→ **OBJECTIVE**:
Give only the number of lines that hold the word "favourite".

# # # # # # #

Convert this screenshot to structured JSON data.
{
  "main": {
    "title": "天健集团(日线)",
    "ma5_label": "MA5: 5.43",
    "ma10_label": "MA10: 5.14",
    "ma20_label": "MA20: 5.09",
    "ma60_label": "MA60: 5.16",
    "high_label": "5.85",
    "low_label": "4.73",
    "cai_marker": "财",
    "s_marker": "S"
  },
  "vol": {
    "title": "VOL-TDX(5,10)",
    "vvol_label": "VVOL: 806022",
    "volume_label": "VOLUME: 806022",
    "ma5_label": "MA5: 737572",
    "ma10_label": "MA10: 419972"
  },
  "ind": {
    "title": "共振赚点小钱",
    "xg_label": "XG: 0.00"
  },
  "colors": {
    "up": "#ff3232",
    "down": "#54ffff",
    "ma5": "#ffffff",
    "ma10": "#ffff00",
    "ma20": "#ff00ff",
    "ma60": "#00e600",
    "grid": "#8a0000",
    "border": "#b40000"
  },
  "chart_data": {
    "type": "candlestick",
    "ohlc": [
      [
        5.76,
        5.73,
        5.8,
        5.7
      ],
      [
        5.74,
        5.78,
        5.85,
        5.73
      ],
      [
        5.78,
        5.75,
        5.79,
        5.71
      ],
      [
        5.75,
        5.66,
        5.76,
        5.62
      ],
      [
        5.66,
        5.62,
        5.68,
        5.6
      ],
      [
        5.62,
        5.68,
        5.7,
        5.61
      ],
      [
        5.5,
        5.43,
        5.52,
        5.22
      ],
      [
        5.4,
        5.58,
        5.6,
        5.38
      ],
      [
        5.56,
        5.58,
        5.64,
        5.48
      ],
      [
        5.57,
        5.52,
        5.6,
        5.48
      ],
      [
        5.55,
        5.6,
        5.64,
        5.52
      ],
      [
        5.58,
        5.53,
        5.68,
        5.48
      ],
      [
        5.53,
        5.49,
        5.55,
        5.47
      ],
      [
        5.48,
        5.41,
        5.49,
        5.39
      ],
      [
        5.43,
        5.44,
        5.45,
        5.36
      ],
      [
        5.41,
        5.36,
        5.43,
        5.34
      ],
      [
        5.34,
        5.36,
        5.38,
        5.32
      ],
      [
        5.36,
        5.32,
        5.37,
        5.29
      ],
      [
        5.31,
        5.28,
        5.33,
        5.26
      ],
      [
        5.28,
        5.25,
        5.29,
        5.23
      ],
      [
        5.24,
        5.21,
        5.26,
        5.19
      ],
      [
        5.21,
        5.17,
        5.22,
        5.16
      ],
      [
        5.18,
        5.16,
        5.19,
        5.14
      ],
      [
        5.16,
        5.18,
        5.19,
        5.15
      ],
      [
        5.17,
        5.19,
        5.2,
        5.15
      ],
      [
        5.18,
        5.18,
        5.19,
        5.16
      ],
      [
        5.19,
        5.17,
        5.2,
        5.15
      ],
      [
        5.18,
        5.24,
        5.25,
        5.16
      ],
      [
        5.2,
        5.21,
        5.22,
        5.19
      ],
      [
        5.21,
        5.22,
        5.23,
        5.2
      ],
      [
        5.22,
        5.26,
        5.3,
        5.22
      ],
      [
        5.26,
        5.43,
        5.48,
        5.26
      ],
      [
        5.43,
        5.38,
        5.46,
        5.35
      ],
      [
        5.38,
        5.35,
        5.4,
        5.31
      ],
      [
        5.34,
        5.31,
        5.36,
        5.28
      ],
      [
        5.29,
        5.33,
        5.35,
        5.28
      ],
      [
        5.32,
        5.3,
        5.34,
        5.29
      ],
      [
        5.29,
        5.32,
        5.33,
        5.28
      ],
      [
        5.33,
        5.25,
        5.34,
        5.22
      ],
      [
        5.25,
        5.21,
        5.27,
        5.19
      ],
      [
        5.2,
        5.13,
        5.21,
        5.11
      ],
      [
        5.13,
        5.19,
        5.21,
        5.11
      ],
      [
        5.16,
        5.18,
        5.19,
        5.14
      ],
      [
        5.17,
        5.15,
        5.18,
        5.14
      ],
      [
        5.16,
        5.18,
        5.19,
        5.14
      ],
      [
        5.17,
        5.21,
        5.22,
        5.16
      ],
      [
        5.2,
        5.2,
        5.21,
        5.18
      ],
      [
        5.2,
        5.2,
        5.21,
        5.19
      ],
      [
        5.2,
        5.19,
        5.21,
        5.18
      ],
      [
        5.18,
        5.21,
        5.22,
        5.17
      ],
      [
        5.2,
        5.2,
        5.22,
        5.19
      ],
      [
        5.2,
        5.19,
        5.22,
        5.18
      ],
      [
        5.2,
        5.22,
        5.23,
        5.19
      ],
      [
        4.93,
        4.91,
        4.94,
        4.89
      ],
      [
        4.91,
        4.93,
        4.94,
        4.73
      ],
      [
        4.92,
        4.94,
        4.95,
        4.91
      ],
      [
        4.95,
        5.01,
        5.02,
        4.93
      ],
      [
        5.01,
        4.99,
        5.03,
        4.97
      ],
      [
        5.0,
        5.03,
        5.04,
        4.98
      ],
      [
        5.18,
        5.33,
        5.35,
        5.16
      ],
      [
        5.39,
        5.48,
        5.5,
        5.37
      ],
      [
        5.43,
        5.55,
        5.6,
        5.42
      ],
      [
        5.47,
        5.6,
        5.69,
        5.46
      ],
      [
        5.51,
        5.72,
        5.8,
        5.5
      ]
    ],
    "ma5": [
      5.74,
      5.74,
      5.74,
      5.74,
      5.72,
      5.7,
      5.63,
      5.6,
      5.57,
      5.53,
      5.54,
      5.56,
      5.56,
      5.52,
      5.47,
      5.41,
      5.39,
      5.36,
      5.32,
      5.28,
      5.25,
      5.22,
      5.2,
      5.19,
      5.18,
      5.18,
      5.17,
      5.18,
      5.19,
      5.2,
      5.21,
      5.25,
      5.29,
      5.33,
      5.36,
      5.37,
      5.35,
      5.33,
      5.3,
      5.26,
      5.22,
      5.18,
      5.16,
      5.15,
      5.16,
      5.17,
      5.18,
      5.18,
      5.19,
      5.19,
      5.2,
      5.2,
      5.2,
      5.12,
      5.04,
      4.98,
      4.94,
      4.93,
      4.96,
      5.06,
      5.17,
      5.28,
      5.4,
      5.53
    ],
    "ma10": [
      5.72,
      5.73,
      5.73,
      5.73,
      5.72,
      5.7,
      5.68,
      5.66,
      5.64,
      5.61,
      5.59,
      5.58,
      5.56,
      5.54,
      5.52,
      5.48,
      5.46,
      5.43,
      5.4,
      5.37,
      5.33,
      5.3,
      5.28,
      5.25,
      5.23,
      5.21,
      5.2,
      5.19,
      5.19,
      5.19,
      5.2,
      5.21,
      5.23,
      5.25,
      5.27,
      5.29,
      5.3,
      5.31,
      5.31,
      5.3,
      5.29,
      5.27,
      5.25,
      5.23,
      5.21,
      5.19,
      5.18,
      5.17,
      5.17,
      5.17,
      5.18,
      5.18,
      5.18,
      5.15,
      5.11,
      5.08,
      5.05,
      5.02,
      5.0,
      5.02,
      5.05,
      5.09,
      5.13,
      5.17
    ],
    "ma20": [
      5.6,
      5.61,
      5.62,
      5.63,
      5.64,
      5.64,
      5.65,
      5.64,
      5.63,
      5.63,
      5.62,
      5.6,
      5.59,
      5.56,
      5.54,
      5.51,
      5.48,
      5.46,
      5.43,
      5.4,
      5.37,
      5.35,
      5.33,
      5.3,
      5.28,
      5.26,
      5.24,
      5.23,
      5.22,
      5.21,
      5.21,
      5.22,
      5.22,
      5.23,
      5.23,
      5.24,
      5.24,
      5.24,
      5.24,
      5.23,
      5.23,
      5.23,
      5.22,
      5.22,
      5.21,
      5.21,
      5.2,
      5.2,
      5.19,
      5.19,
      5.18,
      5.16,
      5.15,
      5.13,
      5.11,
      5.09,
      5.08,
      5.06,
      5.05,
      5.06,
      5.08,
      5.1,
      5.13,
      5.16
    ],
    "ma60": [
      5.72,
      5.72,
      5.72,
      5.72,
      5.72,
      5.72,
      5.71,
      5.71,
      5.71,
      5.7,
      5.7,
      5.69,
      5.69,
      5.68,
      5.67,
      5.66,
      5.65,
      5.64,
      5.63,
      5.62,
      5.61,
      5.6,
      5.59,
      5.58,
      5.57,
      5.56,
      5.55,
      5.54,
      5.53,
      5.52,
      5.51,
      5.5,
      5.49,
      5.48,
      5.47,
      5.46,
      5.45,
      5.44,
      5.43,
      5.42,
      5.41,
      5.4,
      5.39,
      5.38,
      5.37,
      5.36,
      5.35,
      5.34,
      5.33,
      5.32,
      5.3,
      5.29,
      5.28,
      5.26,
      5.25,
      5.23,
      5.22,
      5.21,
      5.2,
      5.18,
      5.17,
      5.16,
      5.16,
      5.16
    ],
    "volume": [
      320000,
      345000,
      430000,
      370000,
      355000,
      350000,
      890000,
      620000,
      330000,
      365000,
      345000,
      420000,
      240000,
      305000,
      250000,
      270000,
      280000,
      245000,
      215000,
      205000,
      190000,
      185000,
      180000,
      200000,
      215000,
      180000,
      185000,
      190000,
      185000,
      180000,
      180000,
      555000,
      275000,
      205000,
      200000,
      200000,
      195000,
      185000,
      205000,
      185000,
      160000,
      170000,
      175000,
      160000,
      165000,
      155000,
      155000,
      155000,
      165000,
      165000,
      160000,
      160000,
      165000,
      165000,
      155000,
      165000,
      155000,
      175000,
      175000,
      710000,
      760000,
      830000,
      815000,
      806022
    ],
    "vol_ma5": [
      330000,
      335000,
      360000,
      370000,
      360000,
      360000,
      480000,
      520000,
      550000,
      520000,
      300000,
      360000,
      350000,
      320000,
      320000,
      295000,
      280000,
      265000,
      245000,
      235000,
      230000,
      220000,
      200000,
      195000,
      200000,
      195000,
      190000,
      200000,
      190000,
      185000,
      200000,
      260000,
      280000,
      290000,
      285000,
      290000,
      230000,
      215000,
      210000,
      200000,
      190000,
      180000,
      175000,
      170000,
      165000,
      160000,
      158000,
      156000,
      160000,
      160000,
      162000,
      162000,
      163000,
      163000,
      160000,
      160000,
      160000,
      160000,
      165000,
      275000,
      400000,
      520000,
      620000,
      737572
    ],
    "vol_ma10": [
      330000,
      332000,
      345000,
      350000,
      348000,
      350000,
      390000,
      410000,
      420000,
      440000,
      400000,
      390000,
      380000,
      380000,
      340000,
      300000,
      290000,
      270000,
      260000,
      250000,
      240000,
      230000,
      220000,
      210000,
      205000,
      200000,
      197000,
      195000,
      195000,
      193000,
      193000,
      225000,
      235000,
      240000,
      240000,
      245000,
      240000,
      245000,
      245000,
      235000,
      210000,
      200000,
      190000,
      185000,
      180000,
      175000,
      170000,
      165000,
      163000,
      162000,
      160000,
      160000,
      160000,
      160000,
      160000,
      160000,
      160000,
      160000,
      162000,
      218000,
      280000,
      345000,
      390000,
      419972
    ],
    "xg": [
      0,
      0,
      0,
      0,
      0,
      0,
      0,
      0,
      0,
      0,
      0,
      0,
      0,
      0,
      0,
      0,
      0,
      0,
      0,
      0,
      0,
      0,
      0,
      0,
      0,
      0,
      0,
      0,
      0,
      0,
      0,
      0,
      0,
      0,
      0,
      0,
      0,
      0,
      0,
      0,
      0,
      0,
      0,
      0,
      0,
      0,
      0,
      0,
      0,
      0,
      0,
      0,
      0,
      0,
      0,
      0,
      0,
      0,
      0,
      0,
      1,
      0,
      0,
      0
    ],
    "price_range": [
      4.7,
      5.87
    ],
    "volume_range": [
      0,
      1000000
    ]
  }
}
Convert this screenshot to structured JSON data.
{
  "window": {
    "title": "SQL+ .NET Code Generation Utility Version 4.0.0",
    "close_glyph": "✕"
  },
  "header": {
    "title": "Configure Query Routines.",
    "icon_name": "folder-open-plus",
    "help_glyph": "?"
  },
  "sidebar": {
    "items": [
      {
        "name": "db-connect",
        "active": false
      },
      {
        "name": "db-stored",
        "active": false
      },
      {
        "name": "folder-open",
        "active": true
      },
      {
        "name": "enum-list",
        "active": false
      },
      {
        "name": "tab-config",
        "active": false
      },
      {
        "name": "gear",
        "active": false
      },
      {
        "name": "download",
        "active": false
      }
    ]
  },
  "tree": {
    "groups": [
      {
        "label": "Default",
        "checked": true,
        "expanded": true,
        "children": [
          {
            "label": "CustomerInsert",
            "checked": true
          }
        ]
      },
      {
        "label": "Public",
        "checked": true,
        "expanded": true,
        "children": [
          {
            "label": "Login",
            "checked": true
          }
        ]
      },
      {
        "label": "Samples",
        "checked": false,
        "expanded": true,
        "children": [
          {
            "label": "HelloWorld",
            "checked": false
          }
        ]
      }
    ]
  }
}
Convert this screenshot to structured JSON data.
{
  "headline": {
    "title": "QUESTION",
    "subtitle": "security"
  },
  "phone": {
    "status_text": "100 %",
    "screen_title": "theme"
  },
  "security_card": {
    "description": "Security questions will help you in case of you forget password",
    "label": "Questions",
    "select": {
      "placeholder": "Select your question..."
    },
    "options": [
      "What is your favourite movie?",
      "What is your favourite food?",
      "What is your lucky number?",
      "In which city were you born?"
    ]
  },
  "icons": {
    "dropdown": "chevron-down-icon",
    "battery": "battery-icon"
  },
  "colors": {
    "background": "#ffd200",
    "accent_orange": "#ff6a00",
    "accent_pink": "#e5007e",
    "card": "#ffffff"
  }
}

# # # # # # #

→ **RESPONSE**:
2